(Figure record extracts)
****************
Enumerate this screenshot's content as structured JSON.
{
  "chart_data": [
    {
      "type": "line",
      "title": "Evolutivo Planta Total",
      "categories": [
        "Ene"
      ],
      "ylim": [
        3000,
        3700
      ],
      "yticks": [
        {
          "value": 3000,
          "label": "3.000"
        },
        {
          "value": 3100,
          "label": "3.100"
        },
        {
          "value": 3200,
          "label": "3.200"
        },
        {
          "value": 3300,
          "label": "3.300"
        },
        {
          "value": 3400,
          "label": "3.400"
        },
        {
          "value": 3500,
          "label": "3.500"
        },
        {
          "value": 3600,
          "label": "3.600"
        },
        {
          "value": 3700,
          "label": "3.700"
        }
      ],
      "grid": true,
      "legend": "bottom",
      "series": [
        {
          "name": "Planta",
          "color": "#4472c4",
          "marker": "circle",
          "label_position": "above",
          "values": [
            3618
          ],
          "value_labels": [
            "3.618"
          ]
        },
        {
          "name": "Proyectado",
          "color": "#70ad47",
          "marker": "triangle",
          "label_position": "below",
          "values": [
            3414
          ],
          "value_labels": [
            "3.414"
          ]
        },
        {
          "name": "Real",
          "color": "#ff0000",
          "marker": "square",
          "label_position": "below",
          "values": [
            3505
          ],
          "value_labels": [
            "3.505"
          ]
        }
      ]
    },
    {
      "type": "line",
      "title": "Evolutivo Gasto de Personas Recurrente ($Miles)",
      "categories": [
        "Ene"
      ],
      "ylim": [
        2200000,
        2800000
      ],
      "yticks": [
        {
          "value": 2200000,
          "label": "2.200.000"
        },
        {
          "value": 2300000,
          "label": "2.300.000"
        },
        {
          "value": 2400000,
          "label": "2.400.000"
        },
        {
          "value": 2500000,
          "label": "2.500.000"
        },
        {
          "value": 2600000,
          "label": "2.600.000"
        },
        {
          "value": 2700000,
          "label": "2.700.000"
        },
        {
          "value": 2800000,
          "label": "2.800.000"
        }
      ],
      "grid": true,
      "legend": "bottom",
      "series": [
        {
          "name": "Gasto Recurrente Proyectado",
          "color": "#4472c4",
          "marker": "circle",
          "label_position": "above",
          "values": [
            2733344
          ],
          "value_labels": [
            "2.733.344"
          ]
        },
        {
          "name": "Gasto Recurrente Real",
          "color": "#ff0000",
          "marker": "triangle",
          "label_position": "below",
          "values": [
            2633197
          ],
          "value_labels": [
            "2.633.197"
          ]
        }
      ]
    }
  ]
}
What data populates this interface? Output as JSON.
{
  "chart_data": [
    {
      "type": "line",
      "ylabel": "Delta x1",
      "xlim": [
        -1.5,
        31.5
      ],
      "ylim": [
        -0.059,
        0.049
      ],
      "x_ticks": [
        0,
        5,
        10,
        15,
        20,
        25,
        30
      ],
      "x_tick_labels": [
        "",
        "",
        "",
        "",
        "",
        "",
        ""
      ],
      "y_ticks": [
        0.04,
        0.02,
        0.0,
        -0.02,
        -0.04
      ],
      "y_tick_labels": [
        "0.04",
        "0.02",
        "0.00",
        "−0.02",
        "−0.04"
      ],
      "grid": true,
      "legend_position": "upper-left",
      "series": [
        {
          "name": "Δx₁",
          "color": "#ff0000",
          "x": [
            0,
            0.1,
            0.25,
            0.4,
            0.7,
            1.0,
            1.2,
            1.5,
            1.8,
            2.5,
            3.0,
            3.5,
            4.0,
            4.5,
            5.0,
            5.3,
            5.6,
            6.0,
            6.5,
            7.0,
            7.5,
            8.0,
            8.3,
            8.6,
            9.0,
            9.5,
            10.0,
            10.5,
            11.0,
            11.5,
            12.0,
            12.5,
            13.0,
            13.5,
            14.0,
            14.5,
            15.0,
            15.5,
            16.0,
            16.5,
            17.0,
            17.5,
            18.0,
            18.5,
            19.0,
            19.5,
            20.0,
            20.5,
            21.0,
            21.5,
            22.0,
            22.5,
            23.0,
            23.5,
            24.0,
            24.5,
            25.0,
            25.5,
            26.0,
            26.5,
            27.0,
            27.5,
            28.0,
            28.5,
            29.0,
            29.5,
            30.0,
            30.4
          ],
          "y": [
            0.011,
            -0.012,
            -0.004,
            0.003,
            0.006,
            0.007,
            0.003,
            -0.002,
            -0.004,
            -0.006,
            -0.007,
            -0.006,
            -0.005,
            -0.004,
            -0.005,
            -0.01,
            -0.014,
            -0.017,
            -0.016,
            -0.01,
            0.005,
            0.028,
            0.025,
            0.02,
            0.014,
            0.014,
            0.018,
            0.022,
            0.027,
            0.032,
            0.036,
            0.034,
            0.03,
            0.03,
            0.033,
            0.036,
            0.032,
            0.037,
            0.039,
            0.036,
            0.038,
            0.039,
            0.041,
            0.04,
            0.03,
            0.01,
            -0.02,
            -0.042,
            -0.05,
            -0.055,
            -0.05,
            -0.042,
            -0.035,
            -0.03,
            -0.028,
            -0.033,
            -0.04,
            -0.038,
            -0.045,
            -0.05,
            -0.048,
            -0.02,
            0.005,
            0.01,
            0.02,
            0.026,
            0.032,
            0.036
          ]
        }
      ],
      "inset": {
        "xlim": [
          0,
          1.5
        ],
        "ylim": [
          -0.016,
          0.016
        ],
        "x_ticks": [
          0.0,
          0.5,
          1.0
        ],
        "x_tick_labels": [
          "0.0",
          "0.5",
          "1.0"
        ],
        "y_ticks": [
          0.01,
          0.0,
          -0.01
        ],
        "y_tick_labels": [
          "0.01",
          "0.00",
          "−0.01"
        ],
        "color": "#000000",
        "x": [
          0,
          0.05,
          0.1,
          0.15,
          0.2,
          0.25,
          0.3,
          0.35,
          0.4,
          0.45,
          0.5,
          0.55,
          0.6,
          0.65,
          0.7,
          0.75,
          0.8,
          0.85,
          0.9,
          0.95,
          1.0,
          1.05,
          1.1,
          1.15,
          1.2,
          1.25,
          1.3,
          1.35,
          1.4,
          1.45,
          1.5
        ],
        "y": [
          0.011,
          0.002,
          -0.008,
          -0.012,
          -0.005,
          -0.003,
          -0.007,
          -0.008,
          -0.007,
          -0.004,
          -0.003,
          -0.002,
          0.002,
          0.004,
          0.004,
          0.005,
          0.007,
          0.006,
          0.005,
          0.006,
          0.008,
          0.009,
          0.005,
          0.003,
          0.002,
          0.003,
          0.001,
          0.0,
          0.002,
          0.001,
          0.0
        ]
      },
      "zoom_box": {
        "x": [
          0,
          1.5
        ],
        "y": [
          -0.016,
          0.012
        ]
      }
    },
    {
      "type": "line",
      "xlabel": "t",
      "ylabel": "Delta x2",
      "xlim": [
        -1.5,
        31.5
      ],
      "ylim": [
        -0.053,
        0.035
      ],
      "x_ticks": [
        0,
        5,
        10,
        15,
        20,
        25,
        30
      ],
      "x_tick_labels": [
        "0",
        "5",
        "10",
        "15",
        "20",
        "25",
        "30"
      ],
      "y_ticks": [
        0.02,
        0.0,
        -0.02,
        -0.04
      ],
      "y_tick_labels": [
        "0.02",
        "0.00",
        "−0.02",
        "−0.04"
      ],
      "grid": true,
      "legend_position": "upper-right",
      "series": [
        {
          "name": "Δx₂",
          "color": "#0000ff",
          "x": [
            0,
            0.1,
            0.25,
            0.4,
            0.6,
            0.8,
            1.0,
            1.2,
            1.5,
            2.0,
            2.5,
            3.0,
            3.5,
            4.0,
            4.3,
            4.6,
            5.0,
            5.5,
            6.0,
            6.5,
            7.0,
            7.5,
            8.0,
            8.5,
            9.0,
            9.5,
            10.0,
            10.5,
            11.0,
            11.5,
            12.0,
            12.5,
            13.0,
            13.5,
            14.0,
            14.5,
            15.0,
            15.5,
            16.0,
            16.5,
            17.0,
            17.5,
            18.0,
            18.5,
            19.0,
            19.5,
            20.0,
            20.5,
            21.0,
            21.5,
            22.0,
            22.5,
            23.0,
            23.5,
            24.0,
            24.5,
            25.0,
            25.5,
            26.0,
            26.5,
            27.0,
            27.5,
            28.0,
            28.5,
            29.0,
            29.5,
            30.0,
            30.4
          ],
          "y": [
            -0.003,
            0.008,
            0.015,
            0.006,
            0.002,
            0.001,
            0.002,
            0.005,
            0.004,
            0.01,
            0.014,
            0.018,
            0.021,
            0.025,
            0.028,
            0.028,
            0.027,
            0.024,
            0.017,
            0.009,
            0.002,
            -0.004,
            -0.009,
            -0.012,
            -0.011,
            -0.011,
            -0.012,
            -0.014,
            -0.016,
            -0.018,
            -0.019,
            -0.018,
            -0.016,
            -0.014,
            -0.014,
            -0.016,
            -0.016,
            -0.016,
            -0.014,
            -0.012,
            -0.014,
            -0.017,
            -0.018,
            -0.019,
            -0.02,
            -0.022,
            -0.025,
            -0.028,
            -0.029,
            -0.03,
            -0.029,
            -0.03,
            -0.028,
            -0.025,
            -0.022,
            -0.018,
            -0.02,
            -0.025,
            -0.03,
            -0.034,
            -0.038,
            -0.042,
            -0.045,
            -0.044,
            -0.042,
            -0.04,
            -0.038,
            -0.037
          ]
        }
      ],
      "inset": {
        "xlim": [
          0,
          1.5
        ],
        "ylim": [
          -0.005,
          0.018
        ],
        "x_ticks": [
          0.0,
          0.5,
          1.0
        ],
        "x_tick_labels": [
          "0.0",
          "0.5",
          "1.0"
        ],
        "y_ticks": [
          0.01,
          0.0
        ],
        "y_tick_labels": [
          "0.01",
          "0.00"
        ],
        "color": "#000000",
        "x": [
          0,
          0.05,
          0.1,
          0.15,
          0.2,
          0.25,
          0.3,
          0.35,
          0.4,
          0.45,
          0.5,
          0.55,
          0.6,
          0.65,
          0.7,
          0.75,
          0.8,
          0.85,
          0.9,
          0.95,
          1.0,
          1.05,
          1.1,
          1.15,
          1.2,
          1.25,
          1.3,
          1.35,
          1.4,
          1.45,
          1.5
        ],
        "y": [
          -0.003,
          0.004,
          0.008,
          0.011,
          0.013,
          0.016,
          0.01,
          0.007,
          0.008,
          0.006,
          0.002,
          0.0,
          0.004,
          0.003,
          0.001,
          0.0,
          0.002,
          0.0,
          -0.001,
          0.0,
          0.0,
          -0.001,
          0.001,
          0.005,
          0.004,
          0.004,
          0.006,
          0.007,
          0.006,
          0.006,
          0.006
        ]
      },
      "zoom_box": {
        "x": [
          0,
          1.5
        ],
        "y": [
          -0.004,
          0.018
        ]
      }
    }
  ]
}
****************
- **AIM OF THE EXERCISE**
Return all lines containing the word "Gasto".

- **EXERCISE ANSWER**
      "title": "Evolutivo Gasto de Personas Recurrente ($Miles)",
          "name": "Gasto Recurrente Proyectado",
          "name": "Gasto Recurrente Real",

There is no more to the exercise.